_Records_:

◇ ◇ ◇ ◇

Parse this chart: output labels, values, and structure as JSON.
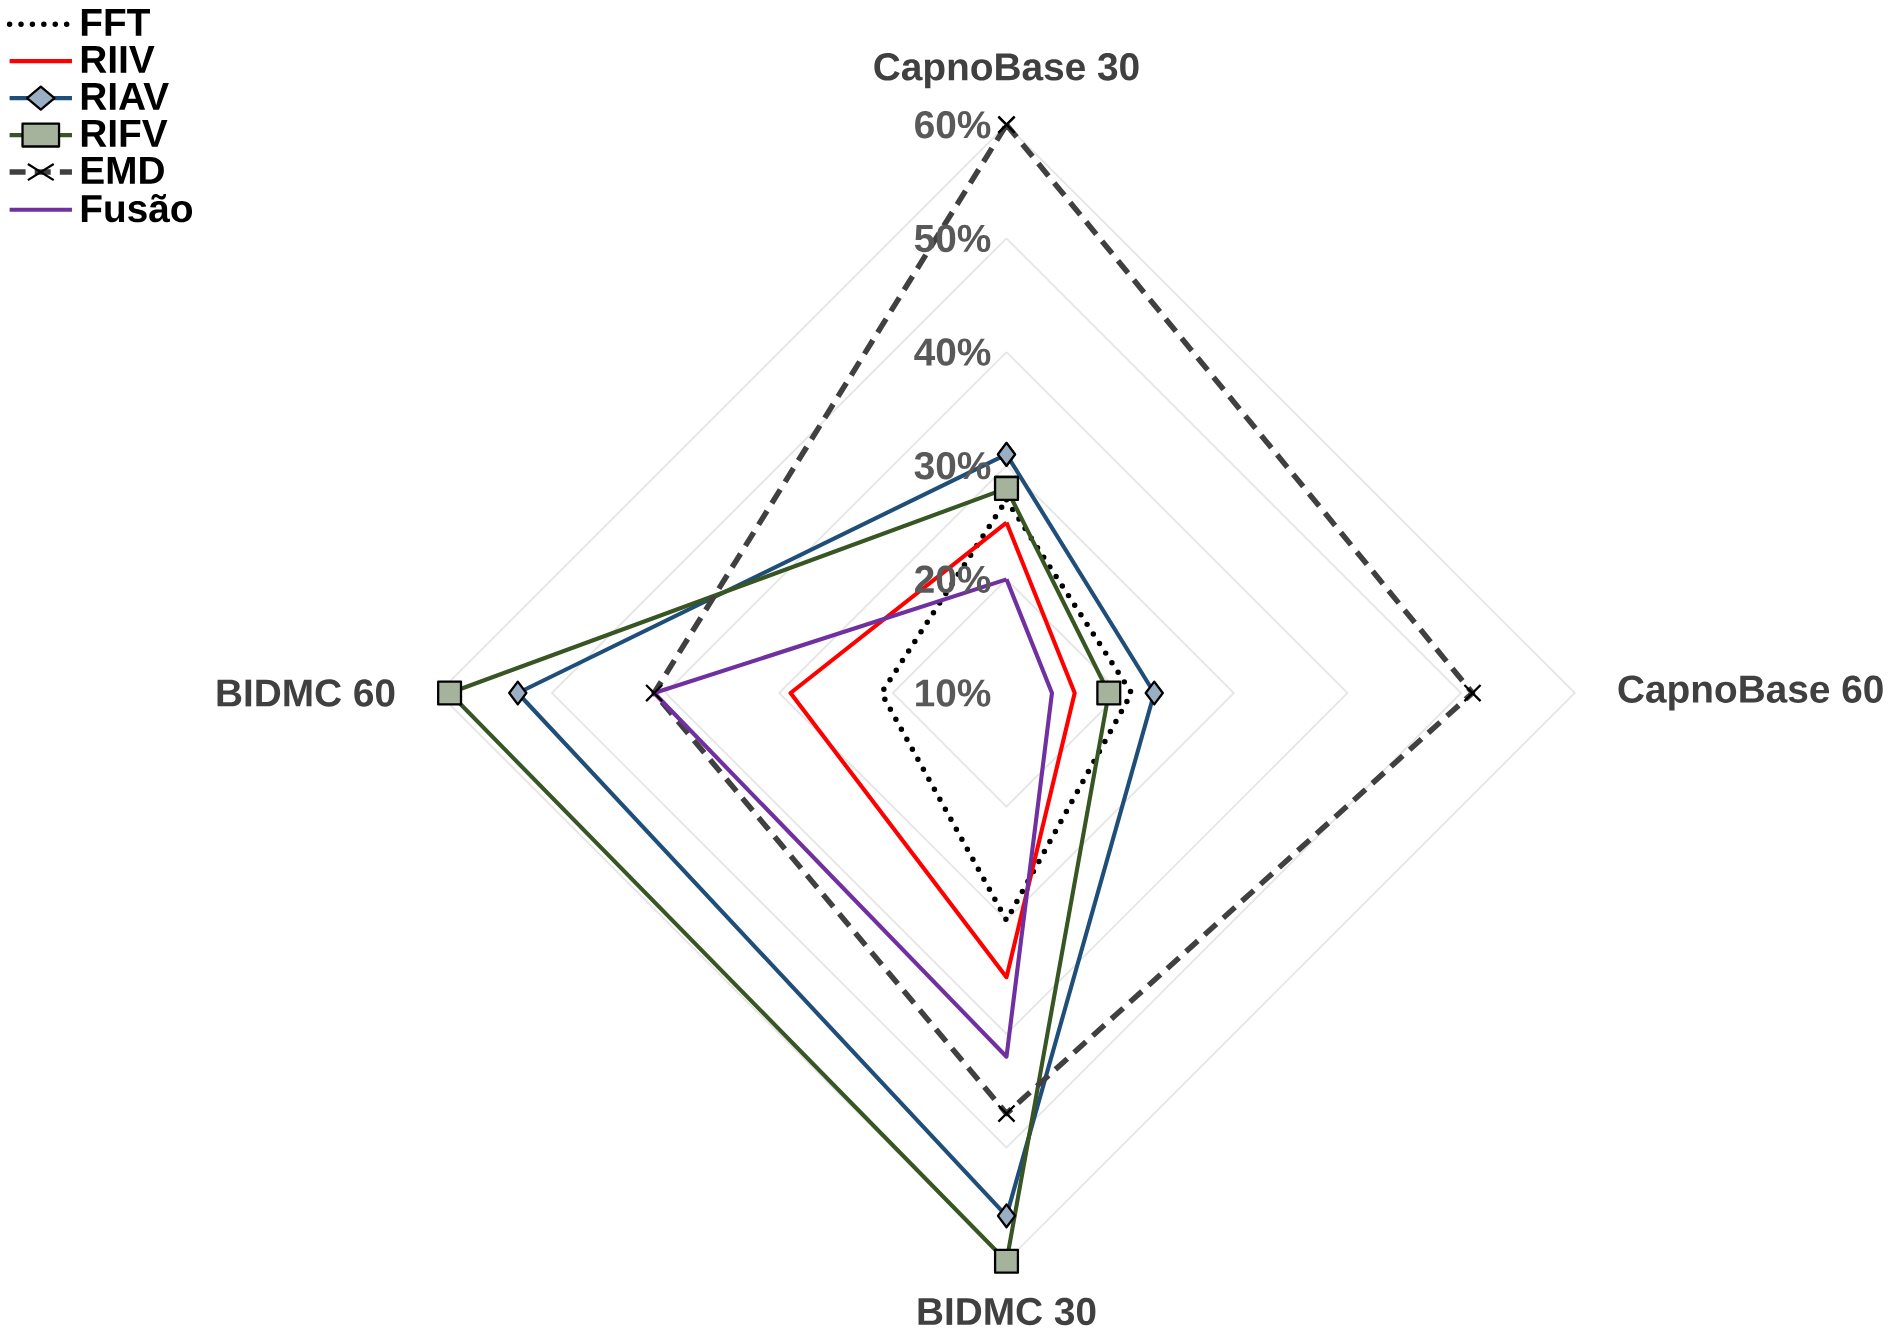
{
  "chart_data": {
    "type": "radar",
    "categories": [
      "CapnoBase 30",
      "CapnoBase 60",
      "BIDMC 30",
      "BIDMC 60"
    ],
    "ylim": [
      10,
      60
    ],
    "yticks": [
      {
        "value": 10,
        "label": "10%"
      },
      {
        "value": 20,
        "label": "20%"
      },
      {
        "value": 30,
        "label": "30%"
      },
      {
        "value": 40,
        "label": "40%"
      },
      {
        "value": 50,
        "label": "50%"
      },
      {
        "value": 60,
        "label": "60%"
      }
    ],
    "grid": true,
    "legend": "top left",
    "series": [
      {
        "name": "FFT",
        "color": "#000000",
        "line_style": "dotted",
        "marker": "none",
        "values": [
          27,
          21,
          30,
          21
        ]
      },
      {
        "name": "RIIV",
        "color": "#ff0000",
        "line_style": "solid",
        "marker": "none",
        "values": [
          25,
          16,
          35,
          29
        ]
      },
      {
        "name": "RIAV",
        "color": "#1f4e79",
        "line_style": "solid",
        "marker": "diamond",
        "values": [
          31,
          23,
          56,
          53
        ]
      },
      {
        "name": "RIFV",
        "color": "#375623",
        "line_style": "solid",
        "marker": "square",
        "values": [
          28,
          19,
          60,
          59
        ]
      },
      {
        "name": "EMD",
        "color": "#404040",
        "line_style": "dashed",
        "marker": "cross",
        "values": [
          60,
          51,
          47,
          41
        ]
      },
      {
        "name": "Fusão",
        "color": "#7030a0",
        "line_style": "solid",
        "marker": "none",
        "values": [
          20,
          14,
          42,
          41
        ]
      }
    ]
  }
}
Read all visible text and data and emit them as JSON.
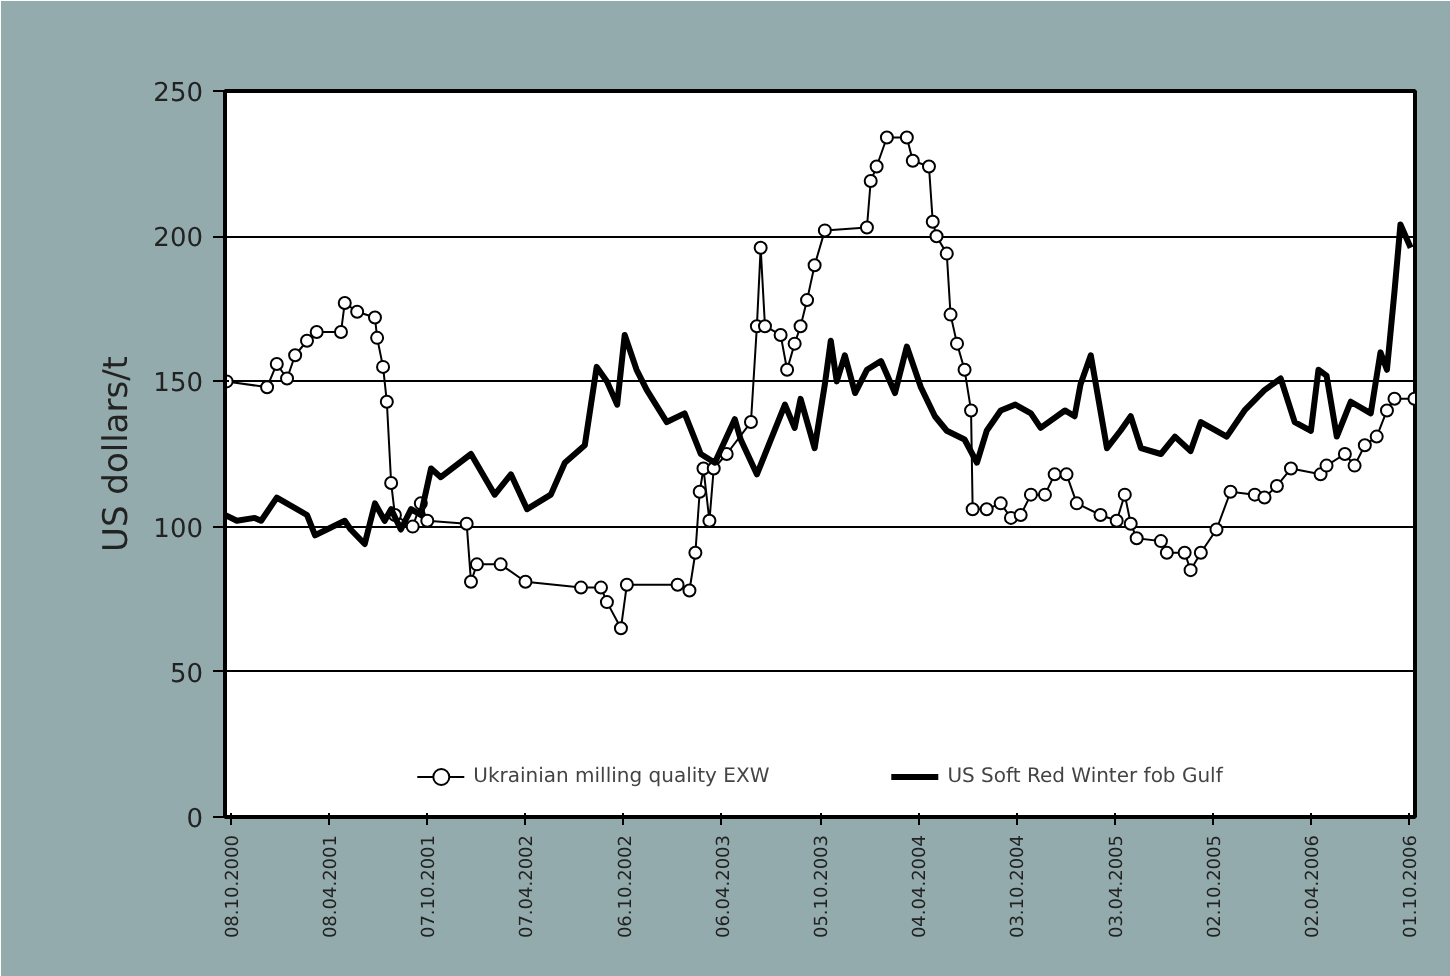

◇ ◇ ◇ ◇

Copy the material shown above in full and exactly. Skip the pictures.

Parse this chart: output labels, values, and structure as JSON.
{
  "chart_data": {
    "type": "radar",
    "categories": [
      "CapnoBase 30",
      "CapnoBase 60",
      "BIDMC 30",
      "BIDMC 60"
    ],
    "ylim": [
      10,
      60
    ],
    "yticks": [
      {
        "value": 10,
        "label": "10%"
      },
      {
        "value": 20,
        "label": "20%"
      },
      {
        "value": 30,
        "label": "30%"
      },
      {
        "value": 40,
        "label": "40%"
      },
      {
        "value": 50,
        "label": "50%"
      },
      {
        "value": 60,
        "label": "60%"
      }
    ],
    "grid": true,
    "legend": "top left",
    "series": [
      {
        "name": "FFT",
        "color": "#000000",
        "line_style": "dotted",
        "marker": "none",
        "values": [
          27,
          21,
          30,
          21
        ]
      },
      {
        "name": "RIIV",
        "color": "#ff0000",
        "line_style": "solid",
        "marker": "none",
        "values": [
          25,
          16,
          35,
          29
        ]
      },
      {
        "name": "RIAV",
        "color": "#1f4e79",
        "line_style": "solid",
        "marker": "diamond",
        "values": [
          31,
          23,
          56,
          53
        ]
      },
      {
        "name": "RIFV",
        "color": "#375623",
        "line_style": "solid",
        "marker": "square",
        "values": [
          28,
          19,
          60,
          59
        ]
      },
      {
        "name": "EMD",
        "color": "#404040",
        "line_style": "dashed",
        "marker": "cross",
        "values": [
          60,
          51,
          47,
          41
        ]
      },
      {
        "name": "Fusão",
        "color": "#7030a0",
        "line_style": "solid",
        "marker": "none",
        "values": [
          20,
          14,
          42,
          41
        ]
      }
    ]
  }
}
Read all visible text and data and emit them as JSON.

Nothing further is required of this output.